** begin INFORMATION SUPPLIED **

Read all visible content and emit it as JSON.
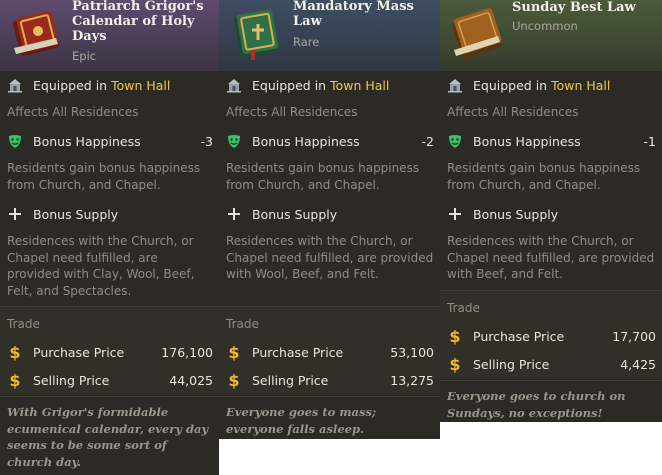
{
  "colors": {
    "accent": "#f0c84a",
    "happiness_icon": "#3cc06a",
    "coin": "#f0b82a"
  },
  "cards": [
    {
      "title": "Patriarch Grigor's Calendar of Holy Days",
      "rarity": "Epic",
      "equipped_prefix": "Equipped in ",
      "equipped_place": "Town Hall",
      "affects": "Affects All Residences",
      "happiness_label": "Bonus Happiness",
      "happiness_value": "-3",
      "happiness_desc": "Residents gain bonus happiness from Church, and Chapel.",
      "supply_label": "Bonus Supply",
      "supply_desc": "Residences with the Church, or Chapel need fulfilled, are provided with Clay, Wool, Beef, Felt, and Spectacles.",
      "trade_label": "Trade",
      "purchase_label": "Purchase Price",
      "purchase_value": "176,100",
      "selling_label": "Selling Price",
      "selling_value": "44,025",
      "flavor": "With Grigor's formidable ecumenical calendar, every day seems to be some sort of church day."
    },
    {
      "title": "Mandatory Mass Law",
      "rarity": "Rare",
      "equipped_prefix": "Equipped in ",
      "equipped_place": "Town Hall",
      "affects": "Affects All Residences",
      "happiness_label": "Bonus Happiness",
      "happiness_value": "-2",
      "happiness_desc": "Residents gain bonus happiness from Church, and Chapel.",
      "supply_label": "Bonus Supply",
      "supply_desc": "Residences with the Church, or Chapel need fulfilled, are provided with Wool, Beef, and Felt.",
      "trade_label": "Trade",
      "purchase_label": "Purchase Price",
      "purchase_value": "53,100",
      "selling_label": "Selling Price",
      "selling_value": "13,275",
      "flavor": "Everyone goes to mass; everyone falls asleep."
    },
    {
      "title": "Sunday Best Law",
      "rarity": "Uncommon",
      "equipped_prefix": "Equipped in ",
      "equipped_place": "Town Hall",
      "affects": "Affects All Residences",
      "happiness_label": "Bonus Happiness",
      "happiness_value": "-1",
      "happiness_desc": "Residents gain bonus happiness from Church, and Chapel.",
      "supply_label": "Bonus Supply",
      "supply_desc": "Residences with the Church, or Chapel need fulfilled, are provided with Beef, and Felt.",
      "trade_label": "Trade",
      "purchase_label": "Purchase Price",
      "purchase_value": "17,700",
      "selling_label": "Selling Price",
      "selling_value": "4,425",
      "flavor": "Everyone goes to church on Sundays, no exceptions!"
    }
  ]
}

** end INFORMATION SUPPLIED **

OBJECTIVE:
Repeat the listing in full and exactly. Do not include any images.

RESULT OF THE EXERCISE:
Read all visible content and emit it as JSON.
{
  "colors": {
    "accent": "#f0c84a",
    "happiness_icon": "#3cc06a",
    "coin": "#f0b82a"
  },
  "cards": [
    {
      "title": "Patriarch Grigor's Calendar of Holy Days",
      "rarity": "Epic",
      "equipped_prefix": "Equipped in ",
      "equipped_place": "Town Hall",
      "affects": "Affects All Residences",
      "happiness_label": "Bonus Happiness",
      "happiness_value": "-3",
      "happiness_desc": "Residents gain bonus happiness from Church, and Chapel.",
      "supply_label": "Bonus Supply",
      "supply_desc": "Residences with the Church, or Chapel need fulfilled, are provided with Clay, Wool, Beef, Felt, and Spectacles.",
      "trade_label": "Trade",
      "purchase_label": "Purchase Price",
      "purchase_value": "176,100",
      "selling_label": "Selling Price",
      "selling_value": "44,025",
      "flavor": "With Grigor's formidable ecumenical calendar, every day seems to be some sort of church day."
    },
    {
      "title": "Mandatory Mass Law",
      "rarity": "Rare",
      "equipped_prefix": "Equipped in ",
      "equipped_place": "Town Hall",
      "affects": "Affects All Residences",
      "happiness_label": "Bonus Happiness",
      "happiness_value": "-2",
      "happiness_desc": "Residents gain bonus happiness from Church, and Chapel.",
      "supply_label": "Bonus Supply",
      "supply_desc": "Residences with the Church, or Chapel need fulfilled, are provided with Wool, Beef, and Felt.",
      "trade_label": "Trade",
      "purchase_label": "Purchase Price",
      "purchase_value": "53,100",
      "selling_label": "Selling Price",
      "selling_value": "13,275",
      "flavor": "Everyone goes to mass; everyone falls asleep."
    },
    {
      "title": "Sunday Best Law",
      "rarity": "Uncommon",
      "equipped_prefix": "Equipped in ",
      "equipped_place": "Town Hall",
      "affects": "Affects All Residences",
      "happiness_label": "Bonus Happiness",
      "happiness_value": "-1",
      "happiness_desc": "Residents gain bonus happiness from Church, and Chapel.",
      "supply_label": "Bonus Supply",
      "supply_desc": "Residences with the Church, or Chapel need fulfilled, are provided with Beef, and Felt.",
      "trade_label": "Trade",
      "purchase_label": "Purchase Price",
      "purchase_value": "17,700",
      "selling_label": "Selling Price",
      "selling_value": "4,425",
      "flavor": "Everyone goes to church on Sundays, no exceptions!"
    }
  ]
}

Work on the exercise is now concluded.